*Given problem*:
Take from the listing each line that has the string "note".

:::::

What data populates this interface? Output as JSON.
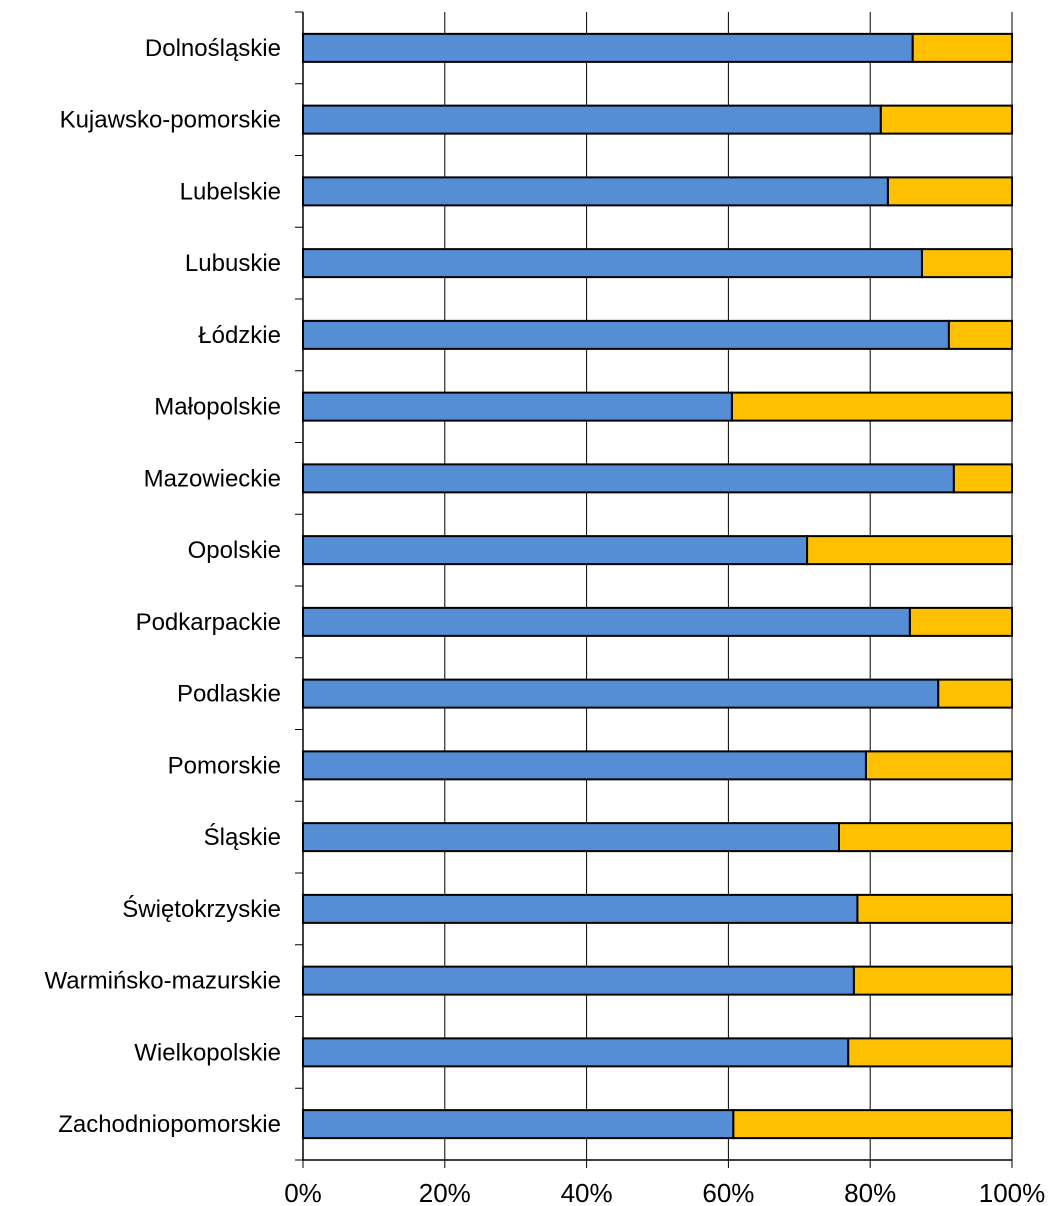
{
  "chart_data": {
    "type": "bar",
    "orientation": "horizontal",
    "stacked": "percent",
    "title": "",
    "xlabel": "",
    "ylabel": "",
    "xlim": [
      0,
      100
    ],
    "x_ticks": [
      "0%",
      "20%",
      "40%",
      "60%",
      "80%",
      "100%"
    ],
    "grid": "vertical",
    "legend": "none",
    "categories": [
      "Dolnośląskie",
      "Kujawsko-pomorskie",
      "Lubelskie",
      "Lubuskie",
      "Łódzkie",
      "Małopolskie",
      "Mazowieckie",
      "Opolskie",
      "Podkarpackie",
      "Podlaskie",
      "Pomorskie",
      "Śląskie",
      "Świętokrzyskie",
      "Warmińsko-mazurskie",
      "Wielkopolskie",
      "Zachodniopomorskie"
    ],
    "series": [
      {
        "color": "#558ED5",
        "values": [
          86,
          81.5,
          82.5,
          87.3,
          91.1,
          60.5,
          91.8,
          71.1,
          85.6,
          89.6,
          79.4,
          75.6,
          78.2,
          77.7,
          76.9,
          60.7
        ]
      },
      {
        "color": "#FFC000",
        "values": [
          14,
          18.5,
          17.5,
          12.7,
          8.9,
          39.5,
          8.2,
          28.9,
          14.4,
          10.4,
          20.6,
          24.4,
          21.8,
          22.3,
          23.1,
          39.3
        ]
      }
    ]
  }
}
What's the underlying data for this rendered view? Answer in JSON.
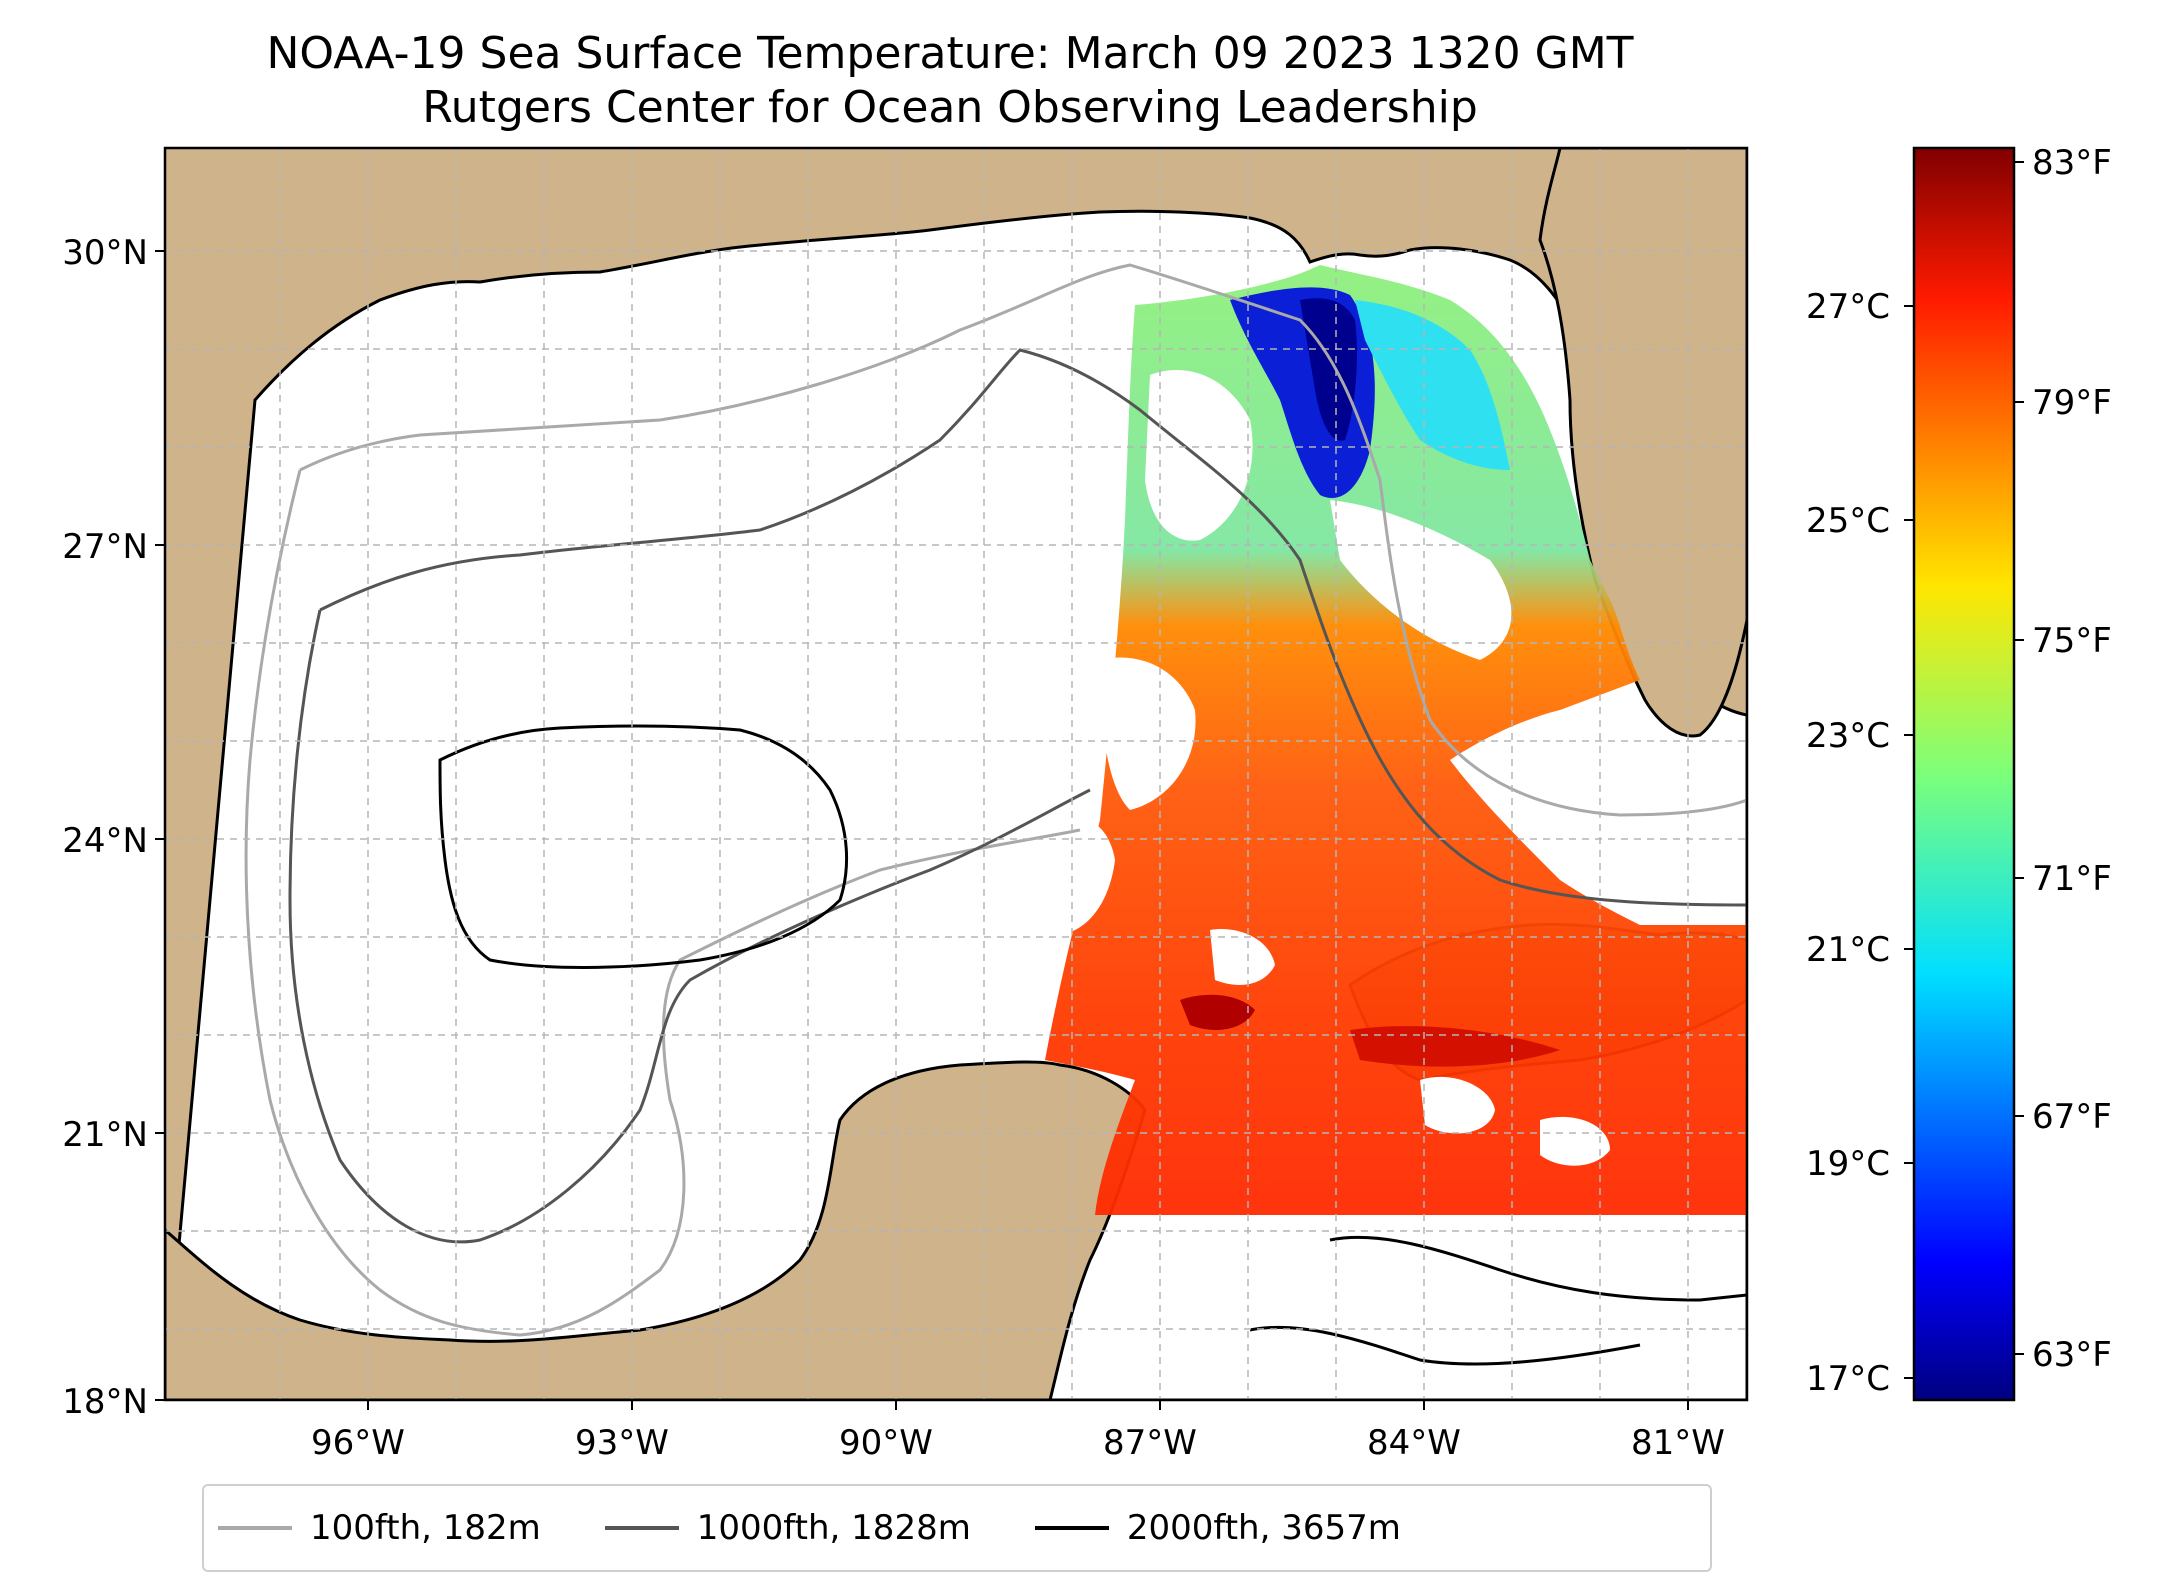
{
  "title": {
    "line1": "NOAA-19 Sea Surface Temperature: March 09 2023 1320 GMT",
    "line2": "Rutgers Center for Ocean Observing Leadership"
  },
  "map": {
    "land_color": "#cfb38b",
    "lake_color": "#9db5e0",
    "grid": true,
    "lon_range": [
      -98.0,
      -80.0
    ],
    "lat_range": [
      18.0,
      31.0
    ],
    "lat_ticks": [
      "30°N",
      "27°N",
      "24°N",
      "21°N",
      "18°N"
    ],
    "lon_ticks": [
      "96°W",
      "93°W",
      "90°W",
      "87°W",
      "84°W",
      "81°W"
    ]
  },
  "colorbar": {
    "colormap": "jet",
    "celsius_ticks": [
      "27°C",
      "25°C",
      "23°C",
      "21°C",
      "19°C",
      "17°C"
    ],
    "fahrenheit_ticks": [
      "83°F",
      "79°F",
      "75°F",
      "71°F",
      "67°F",
      "63°F"
    ]
  },
  "legend": [
    {
      "label": "100fth, 182m",
      "color": "#a9a9a9"
    },
    {
      "label": "1000fth, 1828m",
      "color": "#555555"
    },
    {
      "label": "2000fth, 3657m",
      "color": "#000000"
    }
  ]
}
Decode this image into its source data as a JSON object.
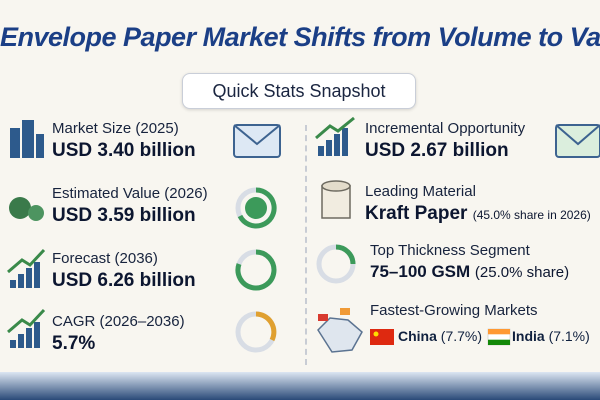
{
  "header": {
    "title": "Envelope Paper Market Shifts from Volume to Value",
    "subtitle": "Quick Stats Snapshot"
  },
  "stats": [
    {
      "label": "Market Size (2025)",
      "value": "USD 3.40 billion"
    },
    {
      "label": "Estimated Value (2026)",
      "value": "USD 3.59 billion"
    },
    {
      "label": "Forecast (2036)",
      "value": "USD 6.26 billion"
    },
    {
      "label": "CAGR (2026–2036)",
      "value": "5.7%"
    },
    {
      "label": "Incremental Opportunity",
      "value": "USD 2.67 billion"
    },
    {
      "label": "Leading Material",
      "value": "Kraft Paper",
      "note": "(45.0% share in 2026)"
    },
    {
      "label": "Top Thickness Segment",
      "value": "75–100 GSM",
      "note": "(25.0% share)"
    },
    {
      "label": "Fastest-Growing Markets",
      "markets": [
        {
          "name": "China",
          "rate": "(7.7%)"
        },
        {
          "name": "India",
          "rate": "(7.1%)"
        }
      ]
    }
  ]
}
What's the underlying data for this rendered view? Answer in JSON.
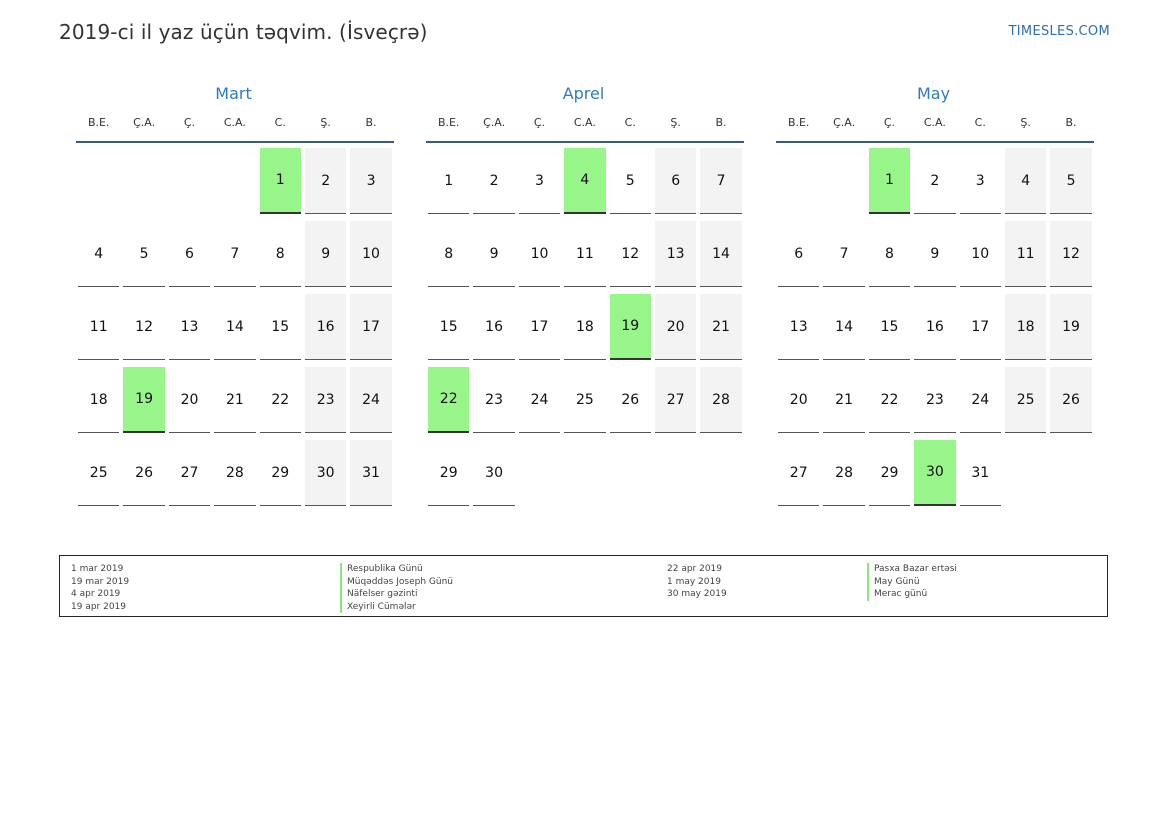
{
  "header": {
    "title": "2019-ci il yaz üçün təqvim. (İsveçrə)",
    "site": "TIMESLES.COM"
  },
  "weekdays": [
    "B.E.",
    "Ç.A.",
    "Ç.",
    "C.A.",
    "C.",
    "Ş.",
    "B."
  ],
  "months": [
    {
      "name": "Mart",
      "start_offset": 4,
      "days": 31,
      "holidays": [
        1,
        19
      ]
    },
    {
      "name": "Aprel",
      "start_offset": 0,
      "days": 30,
      "holidays": [
        4,
        19,
        22
      ]
    },
    {
      "name": "May",
      "start_offset": 2,
      "days": 31,
      "holidays": [
        1,
        30
      ]
    }
  ],
  "legend": {
    "left_dates": [
      "1 mar 2019",
      "19 mar 2019",
      "4 apr 2019",
      "19 apr 2019"
    ],
    "left_names": [
      "Respublika Günü",
      "Müqəddəs Joseph Günü",
      "Näfelser gəzinti",
      "Xeyirli Cümələr"
    ],
    "right_dates": [
      "22 apr 2019",
      "1 may 2019",
      "30 may 2019"
    ],
    "right_names": [
      "Pasxa Bazar ertəsi",
      "May Günü",
      "Merac günü"
    ]
  },
  "colors": {
    "holiday": "#98f58a",
    "weekend": "#f3f3f3",
    "month_title": "#2f7bbf"
  }
}
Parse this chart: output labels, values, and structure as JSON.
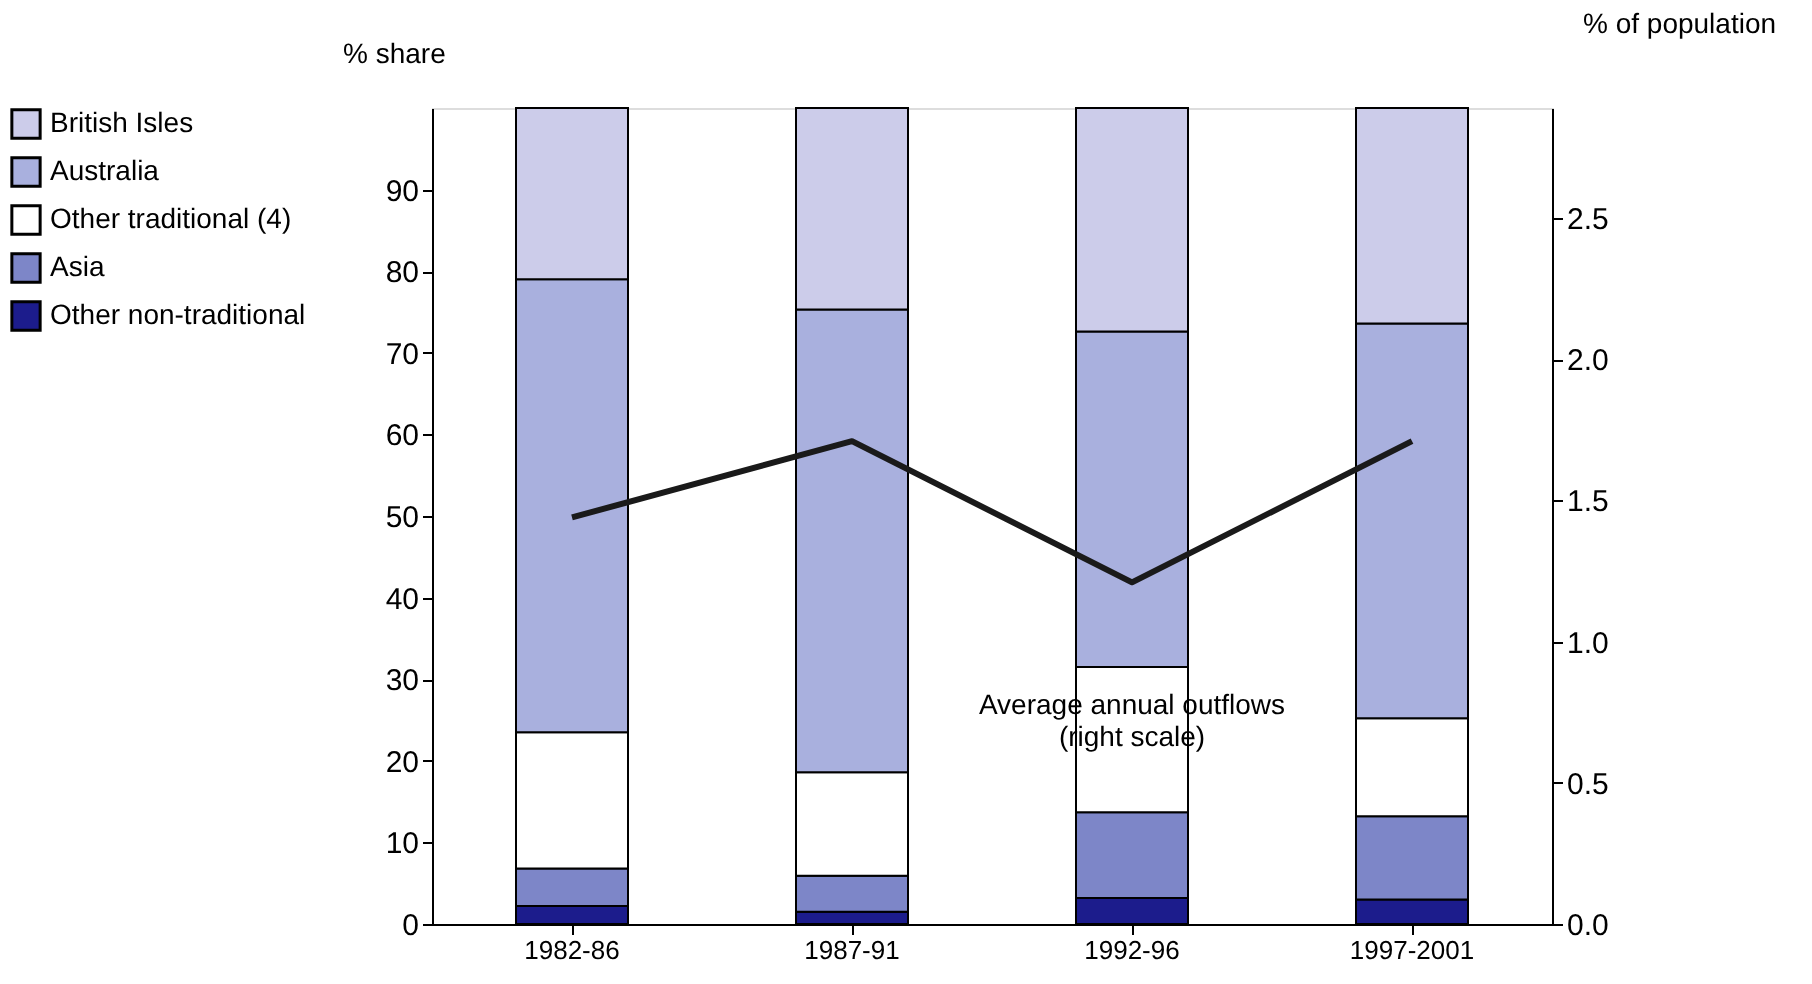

:::::

*Finished exercise*:
      "note": "(45.0% share in 2026)"
      "note": "(25.0% share)"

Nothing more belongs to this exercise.